(Document text):

____________________

Gerrymandering the Judicial Branch

Always thinking one step ahead, Chavismo knows that ultimate power lies within the courts. They're not going down without a fight.


If you’ve been following Venezuelan news lately, you know that thirteen Justices from our highest Court (the TSJ) just got permission to retire, more than a full year before their twelve-year tenure is up. In a stroke of obvious serendipity, the replacements for said Magistrates must be chosen by the outgoing National Assembly (AN), which has a guaranteed Chavista majority only until December 15th. Facing incredibly low poll numbers ahead of 6D parliamentary elections, it seems the government is scrambling to pack the courts with loyalist followers, in hopes of preempting an opposition legislature with a reenforced grip over the judicial power. 

Which begs the question: How compromised is our justice system?

Well, this particular batch of Magistrados was named in 2004, following Chávez’s clash with the previous court after they ruled that the events of April the 11th had been a mere “power vacuum”, rather than a coup d’état.

An enraged Chávez used his simple majority in the AN (you read that right, his) to illegally reform the Organic Law that regulates the TSJ, expanding the number of Magistrates, and appointing the first entirely chavista court, whose “revolutionary affiliation” would be, as per the government’s own account, “more than guaranteed.” The move prompted Human Rights Watch to issue a memorable report that remains prescient to this day.

____________________

(Task details):
Answer from the text on Venezuela's high court:
(a) How many Justices of the TSJ received permission to retire?
(b) Until what date does the outgoing National Assembly have a guaranteed Chavista majority?
(c) In what year was this batch of Magistrates named?

(Listing):

____________________

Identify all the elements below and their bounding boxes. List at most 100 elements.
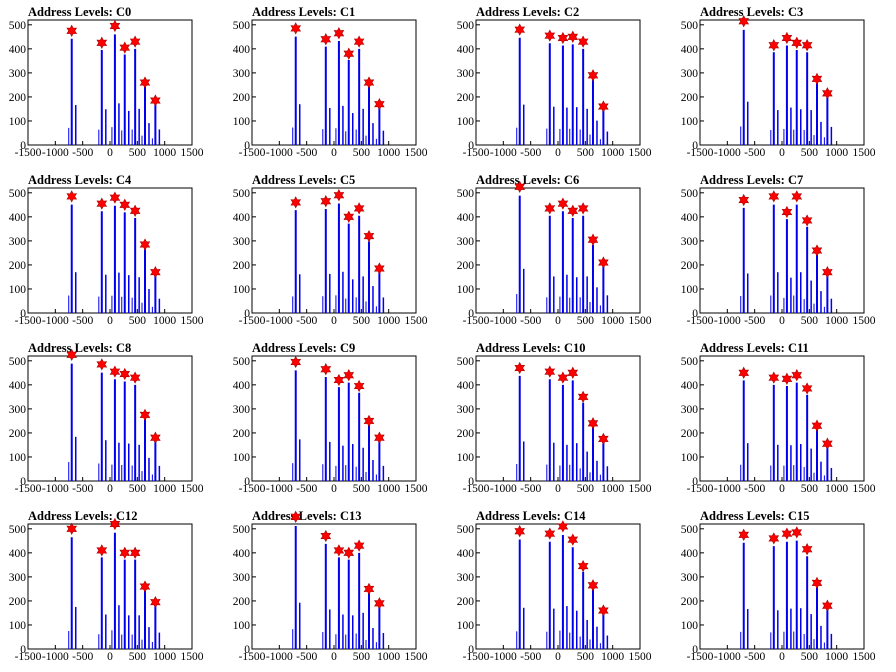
x-tick-label: 500 xyxy=(801,483,819,495)
peak-marker xyxy=(333,27,345,40)
x-tick-label: 1000 xyxy=(601,315,624,327)
chart-title: Address Levels: C9 xyxy=(252,341,356,355)
x-tick-label: 1000 xyxy=(601,483,624,495)
x-tick-label: 1500 xyxy=(853,483,876,495)
plot-frame xyxy=(699,187,865,314)
peak-marker xyxy=(109,365,121,378)
y-tick-label: 300 xyxy=(681,68,699,80)
x-tick-label: -1000 xyxy=(42,315,69,327)
x-tick-label: -1500 xyxy=(239,147,266,159)
x-tick-label: -1000 xyxy=(714,483,741,495)
y-tick-label: 200 xyxy=(681,596,699,608)
x-tick-label: 1000 xyxy=(601,147,624,159)
x-tick-label: 0 xyxy=(779,483,785,495)
x-tick-label: -500 xyxy=(296,483,317,495)
y-tick-label: 500 xyxy=(681,356,699,368)
x-tick-label: 1000 xyxy=(153,651,176,663)
chart-plot: 0 100 200 300 400 500 -1500 -1000 -500 0 500 1000 15… xyxy=(9,517,204,663)
y-tick-label: 500 xyxy=(681,20,699,32)
y-tick-label: 400 xyxy=(233,548,251,560)
x-tick-label: 500 xyxy=(577,315,595,327)
chart-plot: 0 100 200 300 400 500 -1500 -1000 -500 0 500 1000 15… xyxy=(457,19,652,159)
peak-marker xyxy=(791,526,803,539)
chart-plot: 0 100 200 300 400 500 -1500 -1000 -500 0 500 1000 15… xyxy=(457,180,652,327)
chart-plot: 0 100 200 300 400 500 -1500 -1000 -500 0 500 1000 15… xyxy=(681,15,876,159)
peak-marker xyxy=(557,31,569,45)
chart-plot: 0 100 200 300 400 500 -1500 -1000 -500 0 500 1000 15… xyxy=(9,187,204,327)
x-tick-label: -1500 xyxy=(239,315,266,327)
peak-marker xyxy=(320,363,332,376)
y-tick-label: 0 xyxy=(692,476,698,488)
y-tick-label: 300 xyxy=(681,236,699,248)
y-tick-label: 400 xyxy=(233,380,251,392)
y-tick-label: 400 xyxy=(681,44,699,56)
peak-marker xyxy=(150,595,161,609)
y-tick-label: 0 xyxy=(20,644,26,656)
x-tick-label: 1500 xyxy=(405,651,428,663)
chart-panel: Address Levels: C8 0 100 200 300 400 500 -1500-… xyxy=(0,336,224,504)
peak-marker xyxy=(598,100,609,113)
peak-marker xyxy=(544,527,556,540)
y-tick-label: 300 xyxy=(681,404,699,416)
peak-marker xyxy=(363,414,375,428)
peak-marker xyxy=(139,238,151,251)
x-tick-label: 1000 xyxy=(377,483,400,495)
y-tick-label: 300 xyxy=(9,236,27,248)
x-tick-label: -1500 xyxy=(239,651,266,663)
peak-marker xyxy=(598,604,609,617)
x-tick-label: 1000 xyxy=(601,651,624,663)
plot-frame xyxy=(699,19,865,146)
y-tick-label: 0 xyxy=(692,308,698,320)
peak-marker xyxy=(129,546,141,559)
x-tick-label: 1000 xyxy=(825,651,848,663)
peak-marker xyxy=(363,582,375,596)
y-tick-label: 500 xyxy=(9,20,27,32)
plot-frame xyxy=(251,355,417,482)
y-tick-label: 200 xyxy=(681,260,699,272)
peak-marker xyxy=(587,69,599,82)
peak-marker xyxy=(577,559,589,573)
x-tick-label: 0 xyxy=(331,651,337,663)
x-tick-label: 1000 xyxy=(153,483,176,495)
peak-marker xyxy=(544,365,556,378)
peak-marker xyxy=(544,202,556,215)
peak-marker xyxy=(66,348,78,361)
peak-marker xyxy=(781,31,793,45)
x-tick-label: -1000 xyxy=(490,651,517,663)
y-tick-label: 200 xyxy=(9,92,27,104)
y-tick-label: 100 xyxy=(233,284,251,296)
chart-plot: 0 100 200 300 400 500 -1500 -1000 -500 0 500 1000 15… xyxy=(9,348,204,495)
peak-marker xyxy=(811,244,823,257)
y-tick-label: 500 xyxy=(681,188,699,200)
x-tick-label: -500 xyxy=(520,315,541,327)
chart-title: Address Levels: C1 xyxy=(252,5,356,19)
x-tick-label: 0 xyxy=(779,147,785,159)
y-tick-label: 300 xyxy=(9,68,27,80)
x-tick-label: 1000 xyxy=(153,315,176,327)
x-tick-label: 0 xyxy=(779,315,785,327)
x-tick-label: 1500 xyxy=(853,315,876,327)
x-tick-label: -1500 xyxy=(15,483,42,495)
chart-panel: Address Levels: C5 0 100 200 300 400 500 -1500-… xyxy=(224,168,448,336)
peak-marker xyxy=(577,35,589,48)
x-tick-label: 1500 xyxy=(853,147,876,159)
plot-frame xyxy=(251,523,417,650)
chart-plot: 0 100 200 300 400 500 -1500 -1000 -500 0 500 1000 15… xyxy=(457,355,652,495)
peak-marker xyxy=(374,97,385,111)
peak-marker xyxy=(738,528,750,541)
x-tick-label: 500 xyxy=(577,147,595,159)
peak-marker xyxy=(139,408,151,422)
x-tick-label: 500 xyxy=(801,147,819,159)
peak-marker xyxy=(109,19,121,33)
chart-title: Address Levels: C11 xyxy=(700,341,809,355)
plot-frame xyxy=(251,19,417,146)
x-tick-label: 500 xyxy=(353,651,371,663)
peak-marker xyxy=(290,196,302,209)
peak-marker xyxy=(781,527,793,540)
peak-marker xyxy=(363,76,375,89)
chart-plot: 0 100 200 300 400 500 -1500 -1000 -500 0 500 1000 15… xyxy=(233,19,428,159)
peak-marker xyxy=(801,214,813,227)
peak-marker xyxy=(544,29,556,42)
peak-marker xyxy=(66,522,78,535)
x-tick-label: -500 xyxy=(296,651,317,663)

____________________

(Task solution):
(a) Thirteen.
(b) December 15th.
(c) 2004.